↓
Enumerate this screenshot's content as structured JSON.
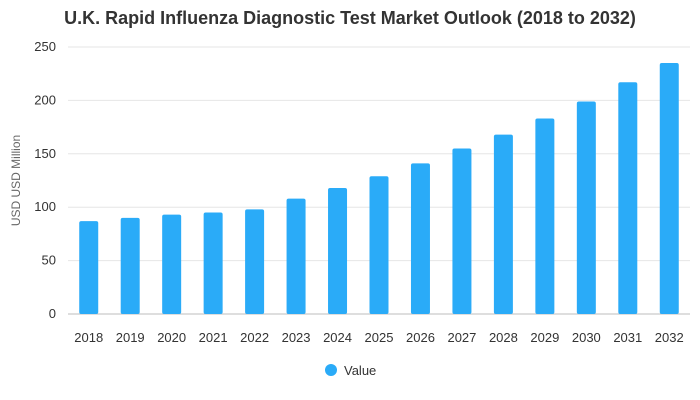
{
  "chart_data": {
    "type": "bar",
    "title": "U.K. Rapid Influenza Diagnostic Test Market Outlook (2018 to 2032)",
    "xlabel": "",
    "ylabel": "USD USD Million",
    "categories": [
      "2018",
      "2019",
      "2020",
      "2021",
      "2022",
      "2023",
      "2024",
      "2025",
      "2026",
      "2027",
      "2028",
      "2029",
      "2030",
      "2031",
      "2032"
    ],
    "series": [
      {
        "name": "Value",
        "color": "#2aabf8",
        "values": [
          87,
          90,
          93,
          95,
          98,
          108,
          118,
          129,
          141,
          155,
          168,
          183,
          199,
          217,
          235
        ]
      }
    ],
    "ylim": [
      0,
      250
    ],
    "yticks": [
      "0",
      "50",
      "100",
      "150",
      "200",
      "250"
    ],
    "grid": true,
    "legend_position": "bottom"
  }
}
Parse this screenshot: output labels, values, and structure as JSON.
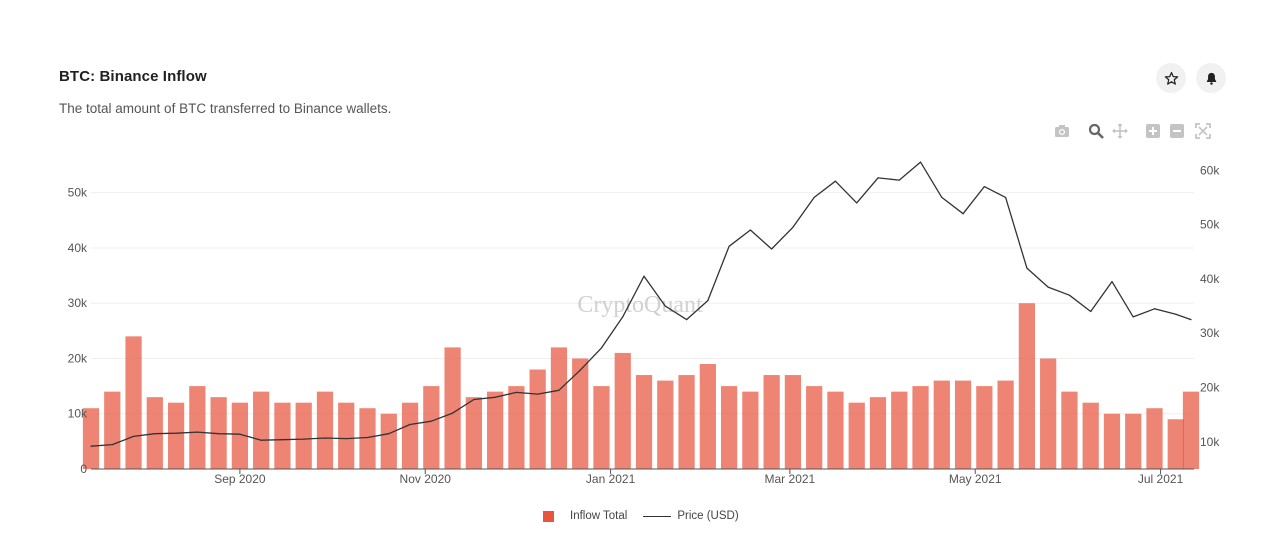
{
  "header": {
    "title": "BTC: Binance Inflow",
    "subtitle": "The total amount of BTC transferred to Binance wallets."
  },
  "buttons": {
    "favorite_icon": "star-icon",
    "alert_icon": "bell-icon"
  },
  "modebar": [
    "camera-icon",
    "zoom-icon",
    "pan-icon",
    "zoom-in-icon",
    "zoom-out-icon",
    "autoscale-icon"
  ],
  "watermark": "CryptoQuant",
  "colors": {
    "bar": "#e8543e",
    "line": "#333333",
    "grid": "#efefef"
  },
  "legend": {
    "bar_label": "Inflow Total",
    "line_label": "Price (USD)"
  },
  "chart_data": {
    "type": "bar",
    "title": "BTC: Binance Inflow",
    "x_range": [
      "2020-07-14",
      "2021-07-12"
    ],
    "x_ticks": [
      {
        "date": "2020-09-01",
        "label": "Sep 2020"
      },
      {
        "date": "2020-11-01",
        "label": "Nov 2020"
      },
      {
        "date": "2021-01-01",
        "label": "Jan 2021"
      },
      {
        "date": "2021-03-01",
        "label": "Mar 2021"
      },
      {
        "date": "2021-05-01",
        "label": "May 2021"
      },
      {
        "date": "2021-07-01",
        "label": "Jul 2021"
      }
    ],
    "y_left": {
      "range": [
        0,
        57000
      ],
      "ticks": [
        0,
        10000,
        20000,
        30000,
        40000,
        50000
      ],
      "tick_labels": [
        "0",
        "10k",
        "20k",
        "30k",
        "40k",
        "50k"
      ]
    },
    "y_right": {
      "range": [
        5000,
        63000
      ],
      "ticks": [
        10000,
        20000,
        30000,
        40000,
        50000,
        60000
      ],
      "tick_labels": [
        "10k",
        "20k",
        "30k",
        "40k",
        "50k",
        "60k"
      ]
    },
    "grid": true,
    "legend_position": "bottom-center",
    "bar_series": {
      "name": "Inflow Total",
      "dates": [
        "2020-07-14",
        "2020-07-21",
        "2020-07-28",
        "2020-08-04",
        "2020-08-11",
        "2020-08-18",
        "2020-08-25",
        "2020-09-01",
        "2020-09-08",
        "2020-09-15",
        "2020-09-22",
        "2020-09-29",
        "2020-10-06",
        "2020-10-13",
        "2020-10-20",
        "2020-10-27",
        "2020-11-03",
        "2020-11-10",
        "2020-11-17",
        "2020-11-24",
        "2020-12-01",
        "2020-12-08",
        "2020-12-15",
        "2020-12-22",
        "2020-12-29",
        "2021-01-05",
        "2021-01-12",
        "2021-01-19",
        "2021-01-26",
        "2021-02-02",
        "2021-02-09",
        "2021-02-16",
        "2021-02-23",
        "2021-03-02",
        "2021-03-09",
        "2021-03-16",
        "2021-03-23",
        "2021-03-30",
        "2021-04-06",
        "2021-04-13",
        "2021-04-20",
        "2021-04-27",
        "2021-05-04",
        "2021-05-11",
        "2021-05-18",
        "2021-05-25",
        "2021-06-01",
        "2021-06-08",
        "2021-06-15",
        "2021-06-22",
        "2021-06-29",
        "2021-07-06",
        "2021-07-11"
      ],
      "values": [
        11000,
        14000,
        24000,
        13000,
        12000,
        15000,
        13000,
        12000,
        14000,
        12000,
        12000,
        14000,
        12000,
        11000,
        10000,
        12000,
        15000,
        22000,
        13000,
        14000,
        15000,
        18000,
        22000,
        20000,
        15000,
        21000,
        17000,
        16000,
        17000,
        19000,
        15000,
        14000,
        17000,
        17000,
        15000,
        14000,
        12000,
        13000,
        14000,
        15000,
        16000,
        16000,
        15000,
        16000,
        30000,
        20000,
        14000,
        12000,
        10000,
        10000,
        11000,
        9000,
        14000
      ]
    },
    "line_series": {
      "name": "Price (USD)",
      "dates": [
        "2020-07-14",
        "2020-07-21",
        "2020-07-28",
        "2020-08-04",
        "2020-08-11",
        "2020-08-18",
        "2020-08-25",
        "2020-09-01",
        "2020-09-08",
        "2020-09-15",
        "2020-09-22",
        "2020-09-29",
        "2020-10-06",
        "2020-10-13",
        "2020-10-20",
        "2020-10-27",
        "2020-11-03",
        "2020-11-10",
        "2020-11-17",
        "2020-11-24",
        "2020-12-01",
        "2020-12-08",
        "2020-12-15",
        "2020-12-22",
        "2020-12-29",
        "2021-01-05",
        "2021-01-12",
        "2021-01-19",
        "2021-01-26",
        "2021-02-02",
        "2021-02-09",
        "2021-02-16",
        "2021-02-23",
        "2021-03-02",
        "2021-03-09",
        "2021-03-16",
        "2021-03-23",
        "2021-03-30",
        "2021-04-06",
        "2021-04-13",
        "2021-04-20",
        "2021-04-27",
        "2021-05-04",
        "2021-05-11",
        "2021-05-18",
        "2021-05-25",
        "2021-06-01",
        "2021-06-08",
        "2021-06-15",
        "2021-06-22",
        "2021-06-29",
        "2021-07-06",
        "2021-07-11"
      ],
      "values": [
        9200,
        9500,
        11000,
        11500,
        11600,
        11800,
        11500,
        11400,
        10300,
        10400,
        10500,
        10700,
        10600,
        10800,
        11500,
        13200,
        13800,
        15300,
        17800,
        18200,
        19100,
        18800,
        19500,
        23200,
        27300,
        33000,
        40500,
        35000,
        32500,
        36000,
        46000,
        49000,
        45500,
        49500,
        55000,
        58000,
        54000,
        58600,
        58200,
        61500,
        55000,
        52000,
        57000,
        55000,
        42000,
        38500,
        37000,
        34000,
        39500,
        33000,
        34500,
        33500,
        32500
      ]
    }
  }
}
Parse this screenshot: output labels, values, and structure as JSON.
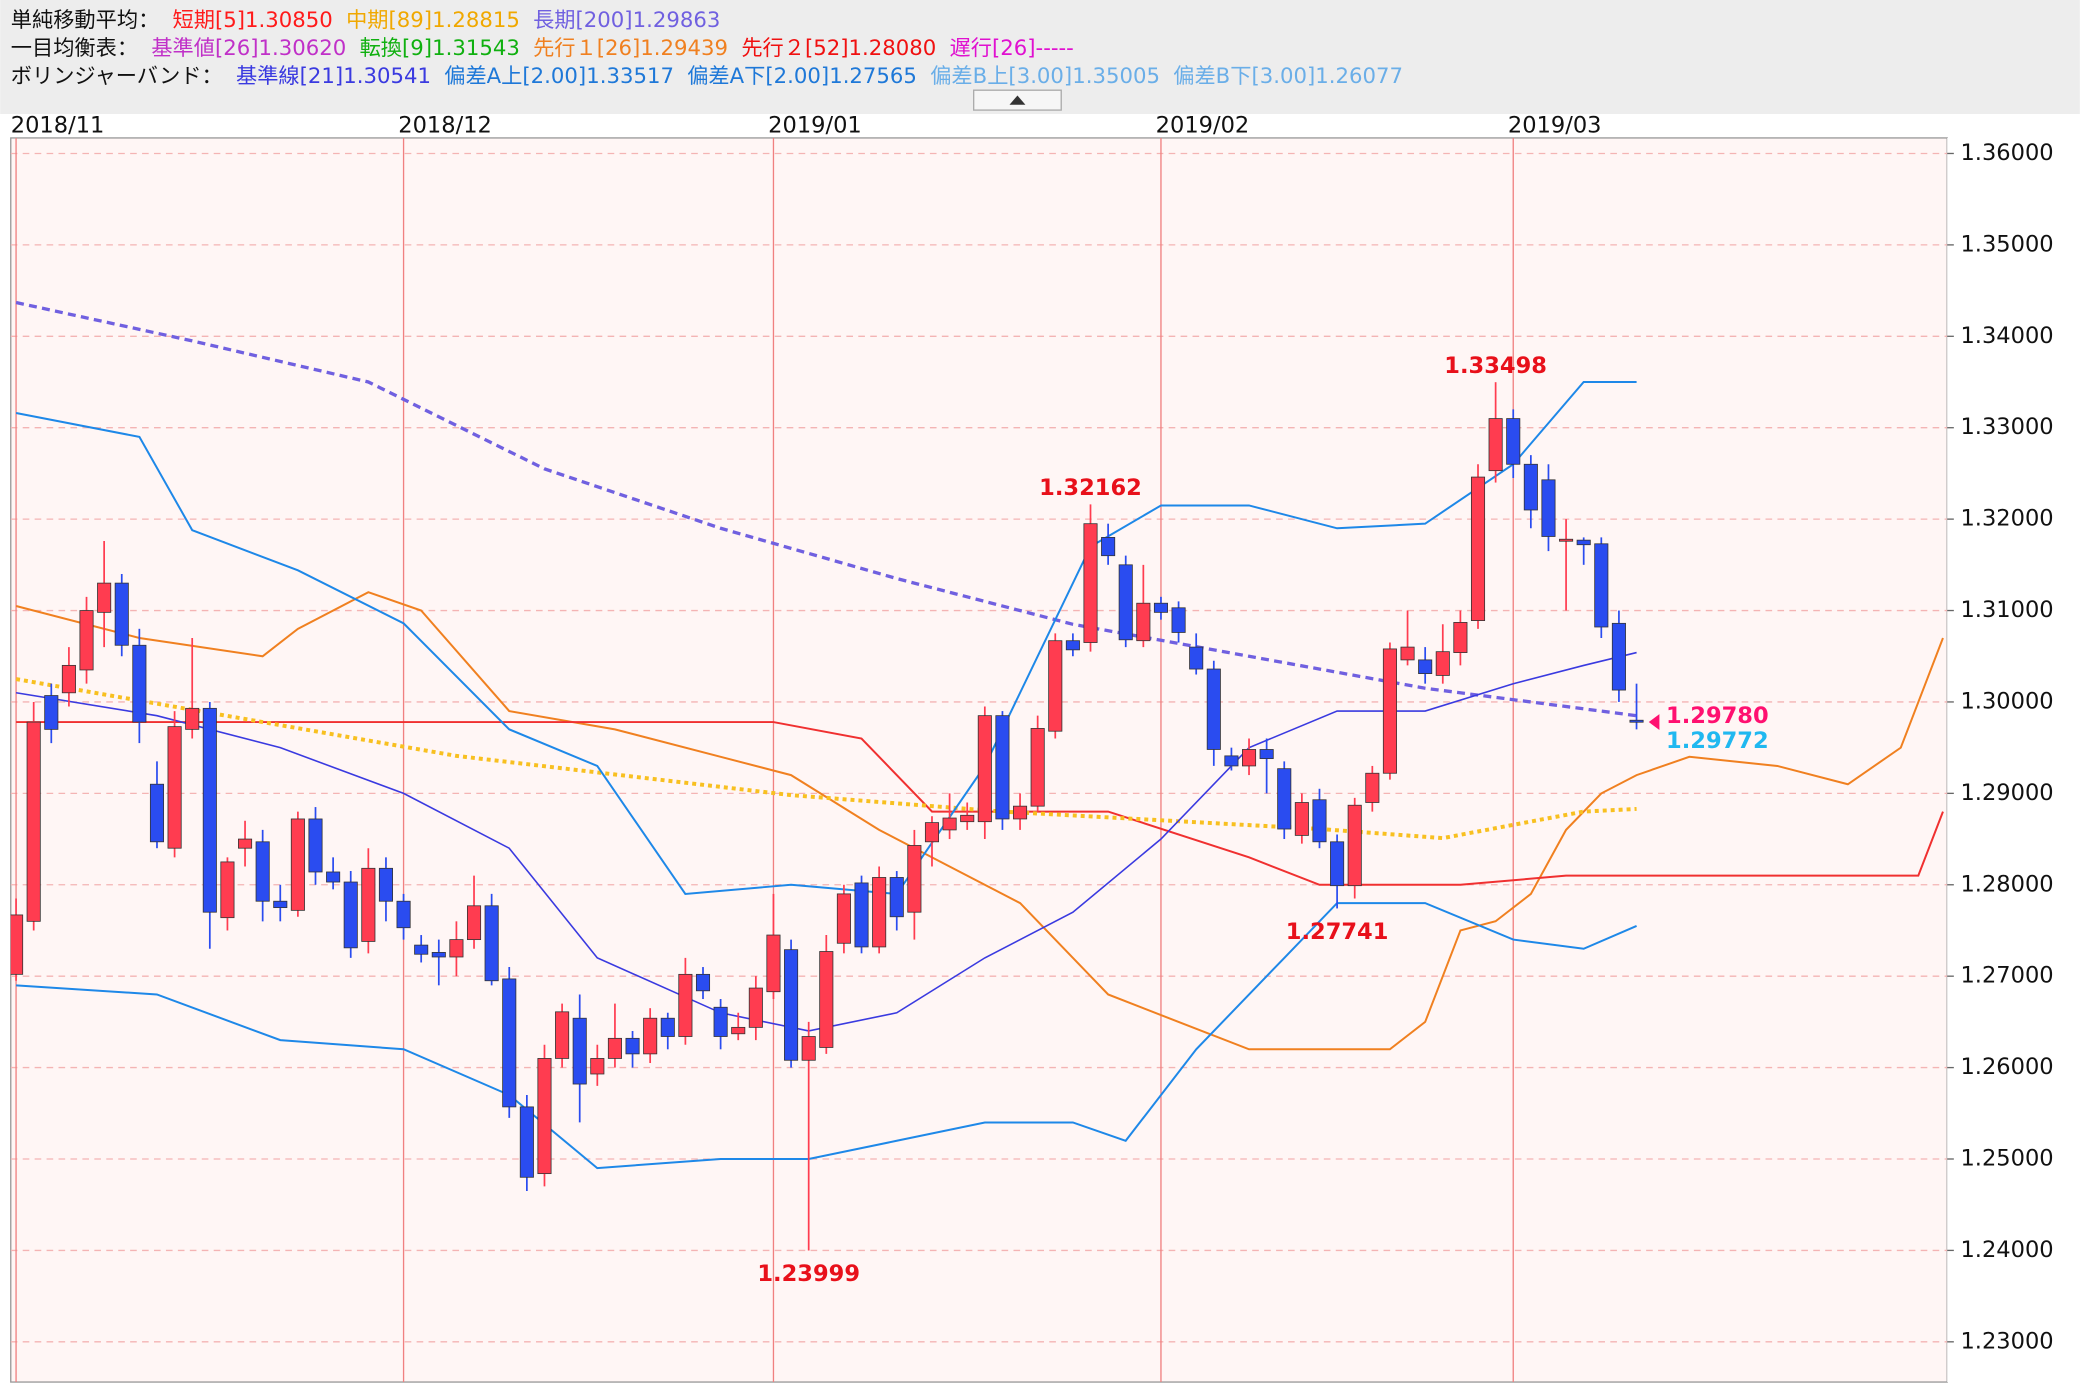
↑
Objective: Restate the whole of the material word for word without the pictures.

Response to this task:
Enumerate this screenshot's content as structured JSON.
{
  "chart_data": {
    "type": "bar",
    "title": "U.K. Rapid Influenza Diagnostic Test Market Outlook (2018 to 2032)",
    "xlabel": "",
    "ylabel": "USD USD Million",
    "categories": [
      "2018",
      "2019",
      "2020",
      "2021",
      "2022",
      "2023",
      "2024",
      "2025",
      "2026",
      "2027",
      "2028",
      "2029",
      "2030",
      "2031",
      "2032"
    ],
    "series": [
      {
        "name": "Value",
        "color": "#2aabf8",
        "values": [
          87,
          90,
          93,
          95,
          98,
          108,
          118,
          129,
          141,
          155,
          168,
          183,
          199,
          217,
          235
        ]
      }
    ],
    "ylim": [
      0,
      250
    ],
    "yticks": [
      "0",
      "50",
      "100",
      "150",
      "200",
      "250"
    ],
    "grid": true,
    "legend_position": "bottom"
  }
}
Parse this screenshot: output labels, values, and structure as JSON.
{
  "header": {
    "title": "BTC: Binance Inflow",
    "subtitle": "The total amount of BTC transferred to Binance wallets."
  },
  "buttons": {
    "favorite_icon": "star-icon",
    "alert_icon": "bell-icon"
  },
  "modebar": [
    "camera-icon",
    "zoom-icon",
    "pan-icon",
    "zoom-in-icon",
    "zoom-out-icon",
    "autoscale-icon"
  ],
  "watermark": "CryptoQuant",
  "colors": {
    "bar": "#e8543e",
    "line": "#333333",
    "grid": "#efefef"
  },
  "legend": {
    "bar_label": "Inflow Total",
    "line_label": "Price (USD)"
  },
  "chart_data": {
    "type": "bar",
    "title": "BTC: Binance Inflow",
    "x_range": [
      "2020-07-14",
      "2021-07-12"
    ],
    "x_ticks": [
      {
        "date": "2020-09-01",
        "label": "Sep 2020"
      },
      {
        "date": "2020-11-01",
        "label": "Nov 2020"
      },
      {
        "date": "2021-01-01",
        "label": "Jan 2021"
      },
      {
        "date": "2021-03-01",
        "label": "Mar 2021"
      },
      {
        "date": "2021-05-01",
        "label": "May 2021"
      },
      {
        "date": "2021-07-01",
        "label": "Jul 2021"
      }
    ],
    "y_left": {
      "range": [
        0,
        57000
      ],
      "ticks": [
        0,
        10000,
        20000,
        30000,
        40000,
        50000
      ],
      "tick_labels": [
        "0",
        "10k",
        "20k",
        "30k",
        "40k",
        "50k"
      ]
    },
    "y_right": {
      "range": [
        5000,
        63000
      ],
      "ticks": [
        10000,
        20000,
        30000,
        40000,
        50000,
        60000
      ],
      "tick_labels": [
        "10k",
        "20k",
        "30k",
        "40k",
        "50k",
        "60k"
      ]
    },
    "grid": true,
    "legend_position": "bottom-center",
    "bar_series": {
      "name": "Inflow Total",
      "dates": [
        "2020-07-14",
        "2020-07-21",
        "2020-07-28",
        "2020-08-04",
        "2020-08-11",
        "2020-08-18",
        "2020-08-25",
        "2020-09-01",
        "2020-09-08",
        "2020-09-15",
        "2020-09-22",
        "2020-09-29",
        "2020-10-06",
        "2020-10-13",
        "2020-10-20",
        "2020-10-27",
        "2020-11-03",
        "2020-11-10",
        "2020-11-17",
        "2020-11-24",
        "2020-12-01",
        "2020-12-08",
        "2020-12-15",
        "2020-12-22",
        "2020-12-29",
        "2021-01-05",
        "2021-01-12",
        "2021-01-19",
        "2021-01-26",
        "2021-02-02",
        "2021-02-09",
        "2021-02-16",
        "2021-02-23",
        "2021-03-02",
        "2021-03-09",
        "2021-03-16",
        "2021-03-23",
        "2021-03-30",
        "2021-04-06",
        "2021-04-13",
        "2021-04-20",
        "2021-04-27",
        "2021-05-04",
        "2021-05-11",
        "2021-05-18",
        "2021-05-25",
        "2021-06-01",
        "2021-06-08",
        "2021-06-15",
        "2021-06-22",
        "2021-06-29",
        "2021-07-06",
        "2021-07-11"
      ],
      "values": [
        11000,
        14000,
        24000,
        13000,
        12000,
        15000,
        13000,
        12000,
        14000,
        12000,
        12000,
        14000,
        12000,
        11000,
        10000,
        12000,
        15000,
        22000,
        13000,
        14000,
        15000,
        18000,
        22000,
        20000,
        15000,
        21000,
        17000,
        16000,
        17000,
        19000,
        15000,
        14000,
        17000,
        17000,
        15000,
        14000,
        12000,
        13000,
        14000,
        15000,
        16000,
        16000,
        15000,
        16000,
        30000,
        20000,
        14000,
        12000,
        10000,
        10000,
        11000,
        9000,
        14000
      ]
    },
    "line_series": {
      "name": "Price (USD)",
      "dates": [
        "2020-07-14",
        "2020-07-21",
        "2020-07-28",
        "2020-08-04",
        "2020-08-11",
        "2020-08-18",
        "2020-08-25",
        "2020-09-01",
        "2020-09-08",
        "2020-09-15",
        "2020-09-22",
        "2020-09-29",
        "2020-10-06",
        "2020-10-13",
        "2020-10-20",
        "2020-10-27",
        "2020-11-03",
        "2020-11-10",
        "2020-11-17",
        "2020-11-24",
        "2020-12-01",
        "2020-12-08",
        "2020-12-15",
        "2020-12-22",
        "2020-12-29",
        "2021-01-05",
        "2021-01-12",
        "2021-01-19",
        "2021-01-26",
        "2021-02-02",
        "2021-02-09",
        "2021-02-16",
        "2021-02-23",
        "2021-03-02",
        "2021-03-09",
        "2021-03-16",
        "2021-03-23",
        "2021-03-30",
        "2021-04-06",
        "2021-04-13",
        "2021-04-20",
        "2021-04-27",
        "2021-05-04",
        "2021-05-11",
        "2021-05-18",
        "2021-05-25",
        "2021-06-01",
        "2021-06-08",
        "2021-06-15",
        "2021-06-22",
        "2021-06-29",
        "2021-07-06",
        "2021-07-11"
      ],
      "values": [
        9200,
        9500,
        11000,
        11500,
        11600,
        11800,
        11500,
        11400,
        10300,
        10400,
        10500,
        10700,
        10600,
        10800,
        11500,
        13200,
        13800,
        15300,
        17800,
        18200,
        19100,
        18800,
        19500,
        23200,
        27300,
        33000,
        40500,
        35000,
        32500,
        36000,
        46000,
        49000,
        45500,
        49500,
        55000,
        58000,
        54000,
        58600,
        58200,
        61500,
        55000,
        52000,
        57000,
        55000,
        42000,
        38500,
        37000,
        34000,
        39500,
        33000,
        34500,
        33500,
        32500
      ]
    }
  }
}
Parse this screenshot: output labels, values, and structure as JSON.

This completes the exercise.